Passage shown:
*** Block opens ***

Kant defines fabulation, the third of the disorders discussed in the Anthropology, as a disorder of judgment (cf. Anth 202; 2006: 96). By judgment, intended as the faculty that has a priori principles, we mean reflective judgment, employed in the research of the universal (genus and species) to organize the manifoldness of the particulars of the experience. The Kantian Logic teaches that to search for the universal means to conceive it, to elaborate it, and in order to do so it is necessary to compare different sensible representations to discern similarities and dissimilarities and abstract identity from the many differences (cf. Log 93-95; 1992a: 591-593). Now, the elaboration of the universal, in general, does indeed depend on judgment, but this latter can perform its task only insofar as it possesses the natural talent of «wit» (Witz). The Anthropology emphasizes this in § 44 and later again in § 54 where the power to «pair» or «assimilate» «heterogeneous representations» is attributed to the «ingenium comparans» (Anth 220; 2006: 115). Thus, fabulation (Wahnwitz) alters judgment since it is a faculty that possesses «wit» (Witz). In fabulation,

 

the mind is held in suspense by means of analogies that are confused with concepts of similar things, and thus the power of imagination, in a play resembling understanding [scil. judgment], conjures up the connection of disparate things as universal, under which the representations of the universal are contained. Mental patients of this kind are for the most part very cheerful; they write insipid poetry and take pleasure in the richness of what, in their opinion, is such an extensive alliance of concepts all agreeing with each other (Anth 215; 2006: 109-110).

 

Here even more clearly than in other cases, it can be noted how imagination takes possession of a psychic function that does not belong to it and uses it improperly, with an atypical exuberance: imagination is confused with judgment and substitutes the painstaking task of comparing representations with the endless game of analogies, resulting in a pseudo-concept, very close to contrivance and poetry, that replaces the true, intellectual, concept. Imagination is, once again, at the origin of a «richness» of content that the Kantian taste for sobriety barely tolerates. In § 44 of the Anthropology, such an imaginative wit, harbinger of intellectual «riches», is judged to be of extremely poor quality and accuracy, and is associated with «game» and «luxury» (Anth 201; 2006: 96).

*** Block closes ***

According to the passage on Kant's account of fabulation, what is the power to "pair" or "assimilate" "heterogeneous representations" attributed to?

Entries shown:
*** Block opens ***

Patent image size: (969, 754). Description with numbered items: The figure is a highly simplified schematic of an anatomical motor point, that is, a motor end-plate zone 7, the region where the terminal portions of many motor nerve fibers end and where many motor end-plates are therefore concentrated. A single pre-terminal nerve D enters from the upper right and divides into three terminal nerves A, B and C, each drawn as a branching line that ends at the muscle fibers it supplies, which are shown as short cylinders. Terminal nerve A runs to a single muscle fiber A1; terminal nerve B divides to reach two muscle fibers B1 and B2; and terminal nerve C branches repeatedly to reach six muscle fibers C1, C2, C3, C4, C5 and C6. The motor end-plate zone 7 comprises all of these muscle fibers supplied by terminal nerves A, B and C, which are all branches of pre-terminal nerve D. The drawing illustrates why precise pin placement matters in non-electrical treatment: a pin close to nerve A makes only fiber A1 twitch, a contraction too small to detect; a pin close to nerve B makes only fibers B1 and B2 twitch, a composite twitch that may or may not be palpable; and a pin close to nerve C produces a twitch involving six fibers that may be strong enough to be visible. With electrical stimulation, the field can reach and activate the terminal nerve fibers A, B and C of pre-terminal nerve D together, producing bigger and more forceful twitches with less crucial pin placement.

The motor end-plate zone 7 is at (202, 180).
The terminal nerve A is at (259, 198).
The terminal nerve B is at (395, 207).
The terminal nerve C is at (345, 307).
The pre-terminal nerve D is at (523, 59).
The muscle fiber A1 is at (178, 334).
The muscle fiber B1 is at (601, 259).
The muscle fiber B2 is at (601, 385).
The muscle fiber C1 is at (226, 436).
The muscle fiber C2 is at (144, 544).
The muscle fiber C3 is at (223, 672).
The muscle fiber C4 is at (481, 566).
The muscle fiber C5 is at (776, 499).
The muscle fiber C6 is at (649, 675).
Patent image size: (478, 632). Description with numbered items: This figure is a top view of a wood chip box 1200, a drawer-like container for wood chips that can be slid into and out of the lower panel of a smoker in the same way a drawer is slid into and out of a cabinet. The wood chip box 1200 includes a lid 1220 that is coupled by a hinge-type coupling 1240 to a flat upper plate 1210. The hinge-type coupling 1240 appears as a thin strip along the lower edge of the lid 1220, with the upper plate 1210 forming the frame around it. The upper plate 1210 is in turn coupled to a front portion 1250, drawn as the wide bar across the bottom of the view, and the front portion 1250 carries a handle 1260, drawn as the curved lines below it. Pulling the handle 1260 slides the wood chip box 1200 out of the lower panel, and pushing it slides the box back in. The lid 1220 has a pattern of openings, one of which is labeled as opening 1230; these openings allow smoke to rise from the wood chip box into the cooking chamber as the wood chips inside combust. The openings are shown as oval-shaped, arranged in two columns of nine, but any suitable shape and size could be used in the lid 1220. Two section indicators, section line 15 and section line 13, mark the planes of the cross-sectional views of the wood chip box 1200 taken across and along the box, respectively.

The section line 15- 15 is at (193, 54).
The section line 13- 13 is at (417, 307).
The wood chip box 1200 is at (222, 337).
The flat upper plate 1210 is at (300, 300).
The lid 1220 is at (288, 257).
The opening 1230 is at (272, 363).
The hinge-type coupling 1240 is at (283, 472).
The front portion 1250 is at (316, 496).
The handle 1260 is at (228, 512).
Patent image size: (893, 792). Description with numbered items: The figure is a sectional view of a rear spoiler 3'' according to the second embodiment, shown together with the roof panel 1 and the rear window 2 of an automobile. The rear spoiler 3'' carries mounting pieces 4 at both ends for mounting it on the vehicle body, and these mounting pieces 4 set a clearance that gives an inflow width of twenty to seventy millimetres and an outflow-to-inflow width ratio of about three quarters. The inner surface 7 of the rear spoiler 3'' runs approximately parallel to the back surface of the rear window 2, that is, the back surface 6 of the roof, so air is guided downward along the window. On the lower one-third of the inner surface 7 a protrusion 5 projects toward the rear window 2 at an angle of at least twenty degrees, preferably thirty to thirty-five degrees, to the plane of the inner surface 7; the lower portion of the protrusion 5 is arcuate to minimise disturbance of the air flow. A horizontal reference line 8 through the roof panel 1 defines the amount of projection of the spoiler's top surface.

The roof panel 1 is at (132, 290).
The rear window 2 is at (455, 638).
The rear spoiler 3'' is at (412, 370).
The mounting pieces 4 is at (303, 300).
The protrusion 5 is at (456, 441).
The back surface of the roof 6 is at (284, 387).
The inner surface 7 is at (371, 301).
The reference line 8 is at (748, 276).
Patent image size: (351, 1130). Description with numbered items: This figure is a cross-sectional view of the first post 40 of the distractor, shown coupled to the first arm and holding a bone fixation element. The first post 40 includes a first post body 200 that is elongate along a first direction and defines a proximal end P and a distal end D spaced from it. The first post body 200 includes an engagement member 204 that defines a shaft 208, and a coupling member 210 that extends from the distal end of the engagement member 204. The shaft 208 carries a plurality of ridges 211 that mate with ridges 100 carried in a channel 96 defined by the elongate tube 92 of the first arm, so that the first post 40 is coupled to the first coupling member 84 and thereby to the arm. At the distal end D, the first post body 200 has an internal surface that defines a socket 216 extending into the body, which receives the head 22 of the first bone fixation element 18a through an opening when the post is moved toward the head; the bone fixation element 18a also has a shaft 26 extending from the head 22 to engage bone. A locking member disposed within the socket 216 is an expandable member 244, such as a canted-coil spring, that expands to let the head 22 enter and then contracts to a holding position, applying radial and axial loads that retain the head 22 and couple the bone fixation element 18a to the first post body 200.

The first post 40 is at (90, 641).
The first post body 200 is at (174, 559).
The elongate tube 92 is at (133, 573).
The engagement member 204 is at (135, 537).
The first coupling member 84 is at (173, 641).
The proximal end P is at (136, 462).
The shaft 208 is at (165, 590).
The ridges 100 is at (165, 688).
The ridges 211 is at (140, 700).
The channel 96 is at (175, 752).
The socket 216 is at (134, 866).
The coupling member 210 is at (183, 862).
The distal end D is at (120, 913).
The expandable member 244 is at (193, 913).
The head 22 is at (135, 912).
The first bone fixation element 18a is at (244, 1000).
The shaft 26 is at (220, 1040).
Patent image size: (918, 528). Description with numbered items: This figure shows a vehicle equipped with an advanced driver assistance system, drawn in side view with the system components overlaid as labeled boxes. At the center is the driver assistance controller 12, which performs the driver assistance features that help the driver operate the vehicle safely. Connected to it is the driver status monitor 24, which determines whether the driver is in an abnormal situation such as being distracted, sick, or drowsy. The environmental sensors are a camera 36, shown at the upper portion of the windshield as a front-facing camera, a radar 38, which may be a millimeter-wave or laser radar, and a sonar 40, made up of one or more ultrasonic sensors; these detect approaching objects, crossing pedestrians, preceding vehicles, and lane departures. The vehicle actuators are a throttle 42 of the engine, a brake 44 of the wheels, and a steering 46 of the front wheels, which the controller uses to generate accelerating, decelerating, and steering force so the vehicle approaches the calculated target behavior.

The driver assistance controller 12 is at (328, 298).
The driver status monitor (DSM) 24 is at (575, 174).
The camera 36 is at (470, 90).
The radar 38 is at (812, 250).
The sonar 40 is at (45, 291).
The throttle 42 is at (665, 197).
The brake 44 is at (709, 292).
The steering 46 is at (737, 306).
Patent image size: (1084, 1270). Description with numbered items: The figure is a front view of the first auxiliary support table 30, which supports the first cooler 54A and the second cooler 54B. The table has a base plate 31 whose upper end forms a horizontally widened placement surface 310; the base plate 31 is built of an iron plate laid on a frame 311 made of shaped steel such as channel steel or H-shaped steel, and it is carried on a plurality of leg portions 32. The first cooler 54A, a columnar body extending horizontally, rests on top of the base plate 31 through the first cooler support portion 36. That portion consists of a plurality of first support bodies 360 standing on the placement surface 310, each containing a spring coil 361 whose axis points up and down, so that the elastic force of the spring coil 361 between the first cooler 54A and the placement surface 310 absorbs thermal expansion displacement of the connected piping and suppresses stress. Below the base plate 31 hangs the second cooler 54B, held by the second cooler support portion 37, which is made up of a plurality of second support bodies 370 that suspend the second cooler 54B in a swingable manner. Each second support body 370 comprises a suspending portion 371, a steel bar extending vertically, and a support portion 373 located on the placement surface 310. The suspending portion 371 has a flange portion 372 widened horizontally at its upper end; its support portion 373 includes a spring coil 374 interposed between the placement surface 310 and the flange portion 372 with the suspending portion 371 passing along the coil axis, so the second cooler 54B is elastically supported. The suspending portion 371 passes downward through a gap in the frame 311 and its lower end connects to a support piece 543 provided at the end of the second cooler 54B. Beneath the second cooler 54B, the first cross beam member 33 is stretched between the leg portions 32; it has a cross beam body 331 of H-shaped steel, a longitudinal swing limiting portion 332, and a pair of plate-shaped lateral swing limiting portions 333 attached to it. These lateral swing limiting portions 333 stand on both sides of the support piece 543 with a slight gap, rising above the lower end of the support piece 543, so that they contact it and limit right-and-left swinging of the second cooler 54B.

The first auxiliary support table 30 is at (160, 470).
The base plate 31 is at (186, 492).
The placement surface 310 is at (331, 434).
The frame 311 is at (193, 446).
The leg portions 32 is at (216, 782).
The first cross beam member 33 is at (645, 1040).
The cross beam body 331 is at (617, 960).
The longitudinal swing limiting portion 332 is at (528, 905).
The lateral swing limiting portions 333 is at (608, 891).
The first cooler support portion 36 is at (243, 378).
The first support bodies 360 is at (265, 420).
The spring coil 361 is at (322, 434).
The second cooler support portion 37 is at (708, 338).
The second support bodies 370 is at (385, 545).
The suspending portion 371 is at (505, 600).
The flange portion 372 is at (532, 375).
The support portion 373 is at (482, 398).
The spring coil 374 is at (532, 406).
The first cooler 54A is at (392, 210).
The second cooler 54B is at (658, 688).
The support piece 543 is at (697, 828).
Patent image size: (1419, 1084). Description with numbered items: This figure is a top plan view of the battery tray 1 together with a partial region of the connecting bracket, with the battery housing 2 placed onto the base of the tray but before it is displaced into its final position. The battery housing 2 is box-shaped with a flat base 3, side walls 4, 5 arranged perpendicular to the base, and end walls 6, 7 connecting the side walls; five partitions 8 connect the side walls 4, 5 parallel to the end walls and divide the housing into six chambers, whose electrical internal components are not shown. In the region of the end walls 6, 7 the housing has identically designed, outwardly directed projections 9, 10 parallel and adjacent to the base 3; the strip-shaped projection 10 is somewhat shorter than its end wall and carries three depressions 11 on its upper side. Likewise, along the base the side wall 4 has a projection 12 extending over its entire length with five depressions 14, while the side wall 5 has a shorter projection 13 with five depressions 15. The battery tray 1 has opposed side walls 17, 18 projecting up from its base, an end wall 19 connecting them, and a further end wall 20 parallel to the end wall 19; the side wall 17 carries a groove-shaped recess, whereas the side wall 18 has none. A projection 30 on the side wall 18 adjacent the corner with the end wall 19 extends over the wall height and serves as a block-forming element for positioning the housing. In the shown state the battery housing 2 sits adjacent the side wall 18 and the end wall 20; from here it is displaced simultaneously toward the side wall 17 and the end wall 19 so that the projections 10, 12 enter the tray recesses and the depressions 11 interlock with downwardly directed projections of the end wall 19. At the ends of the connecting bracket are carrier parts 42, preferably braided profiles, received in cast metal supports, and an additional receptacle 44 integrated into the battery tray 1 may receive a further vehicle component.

*** Block closes ***

Solution to this task: The «ingenium comparans».